SHORT EXERCISE: Reproduce the following material exactly, including every line.

-- Start INFORMATION SHOWN --

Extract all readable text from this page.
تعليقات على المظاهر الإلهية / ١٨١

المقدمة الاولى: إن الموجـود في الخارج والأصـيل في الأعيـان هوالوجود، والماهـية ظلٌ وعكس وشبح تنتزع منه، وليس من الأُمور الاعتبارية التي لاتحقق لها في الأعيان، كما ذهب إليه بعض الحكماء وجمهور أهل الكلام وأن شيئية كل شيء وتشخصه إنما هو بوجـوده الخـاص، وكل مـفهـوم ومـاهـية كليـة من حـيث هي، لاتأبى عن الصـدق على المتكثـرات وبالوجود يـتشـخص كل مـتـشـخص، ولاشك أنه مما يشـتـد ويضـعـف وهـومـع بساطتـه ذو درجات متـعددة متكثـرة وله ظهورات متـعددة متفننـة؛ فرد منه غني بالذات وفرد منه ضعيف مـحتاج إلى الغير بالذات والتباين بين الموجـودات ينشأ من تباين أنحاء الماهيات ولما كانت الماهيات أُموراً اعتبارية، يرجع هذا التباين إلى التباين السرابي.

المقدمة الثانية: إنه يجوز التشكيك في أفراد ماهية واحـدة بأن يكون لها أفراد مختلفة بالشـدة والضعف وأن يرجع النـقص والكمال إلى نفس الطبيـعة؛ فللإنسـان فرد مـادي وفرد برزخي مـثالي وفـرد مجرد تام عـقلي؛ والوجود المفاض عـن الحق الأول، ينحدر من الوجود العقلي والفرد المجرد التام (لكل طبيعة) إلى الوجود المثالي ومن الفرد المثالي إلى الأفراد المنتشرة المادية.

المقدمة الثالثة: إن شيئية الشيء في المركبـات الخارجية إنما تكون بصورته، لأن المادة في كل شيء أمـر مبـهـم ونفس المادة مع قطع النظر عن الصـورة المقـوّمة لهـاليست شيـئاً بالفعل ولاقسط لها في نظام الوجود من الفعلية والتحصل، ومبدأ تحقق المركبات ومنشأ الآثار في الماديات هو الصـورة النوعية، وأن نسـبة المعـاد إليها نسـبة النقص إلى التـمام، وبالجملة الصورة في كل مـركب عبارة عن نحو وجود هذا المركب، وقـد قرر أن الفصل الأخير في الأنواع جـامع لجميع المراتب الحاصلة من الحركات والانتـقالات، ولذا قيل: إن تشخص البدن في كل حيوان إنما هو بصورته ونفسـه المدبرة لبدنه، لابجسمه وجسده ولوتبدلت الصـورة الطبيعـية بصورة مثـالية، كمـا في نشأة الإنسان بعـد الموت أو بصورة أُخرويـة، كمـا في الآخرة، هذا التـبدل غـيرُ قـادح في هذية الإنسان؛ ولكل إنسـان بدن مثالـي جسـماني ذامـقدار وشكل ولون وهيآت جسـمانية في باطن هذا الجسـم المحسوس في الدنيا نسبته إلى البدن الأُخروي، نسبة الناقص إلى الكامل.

-- End INFORMATION SHOWN --

EXERCISE OUTPUT:
Extract all readable text from this page.
تعليقات على المظاهر الإلهية / ١٨١

المقدمة الاولى: إن الموجـود في الخارج والأصـيل في الأعيـان هوالوجود، والماهـية ظلٌ وعكس وشبح تنتزع منه، وليس من الأُمور الاعتبارية التي لاتحقق لها في الأعيان، كما ذهب إليه بعض الحكماء وجمهور أهل الكلام وأن شيئية كل شيء وتشخصه إنما هو بوجـوده الخـاص، وكل مـفهـوم ومـاهـية كليـة من حـيث هي، لاتأبى عن الصـدق على المتكثـرات وبالوجود يـتشـخص كل مـتـشـخص، ولاشك أنه مما يشـتـد ويضـعـف وهـومـع بساطتـه ذو درجات متـعددة متكثـرة وله ظهورات متـعددة متفننـة؛ فرد منه غني بالذات وفرد منه ضعيف مـحتاج إلى الغير بالذات والتباين بين الموجـودات ينشأ من تباين أنحاء الماهيات ولما كانت الماهيات أُموراً اعتبارية، يرجع هذا التباين إلى التباين السرابي.

المقدمة الثانية: إنه يجوز التشكيك في أفراد ماهية واحـدة بأن يكون لها أفراد مختلفة بالشـدة والضعف وأن يرجع النـقص والكمال إلى نفس الطبيـعة؛ فللإنسـان فرد مـادي وفرد برزخي مـثالي وفـرد مجرد تام عـقلي؛ والوجود المفاض عـن الحق الأول، ينحدر من الوجود العقلي والفرد المجرد التام (لكل طبيعة) إلى الوجود المثالي ومن الفرد المثالي إلى الأفراد المنتشرة المادية.

المقدمة الثالثة: إن شيئية الشيء في المركبـات الخارجية إنما تكون بصورته، لأن المادة في كل شيء أمـر مبـهـم ونفس المادة مع قطع النظر عن الصـورة المقـوّمة لهـاليست شيـئاً بالفعل ولاقسط لها في نظام الوجود من الفعلية والتحصل، ومبدأ تحقق المركبات ومنشأ الآثار في الماديات هو الصـورة النوعية، وأن نسـبة المعـاد إليها نسـبة النقص إلى التـمام، وبالجملة الصورة في كل مـركب عبارة عن نحو وجود هذا المركب، وقـد قرر أن الفصل الأخير في الأنواع جـامع لجميع المراتب الحاصلة من الحركات والانتـقالات، ولذا قيل: إن تشخص البدن في كل حيوان إنما هو بصورته ونفسـه المدبرة لبدنه، لابجسمه وجسده ولوتبدلت الصـورة الطبيعـية بصورة مثـالية، كمـا في نشأة الإنسان بعـد الموت أو بصورة أُخرويـة، كمـا في الآخرة، هذا التـبدل غـيرُ قـادح في هذية الإنسان؛ ولكل إنسـان بدن مثالـي جسـماني ذامـقدار وشكل ولون وهيآت جسـمانية في باطن هذا الجسـم المحسوس في الدنيا نسبته إلى البدن الأُخروي، نسبة الناقص إلى الكامل.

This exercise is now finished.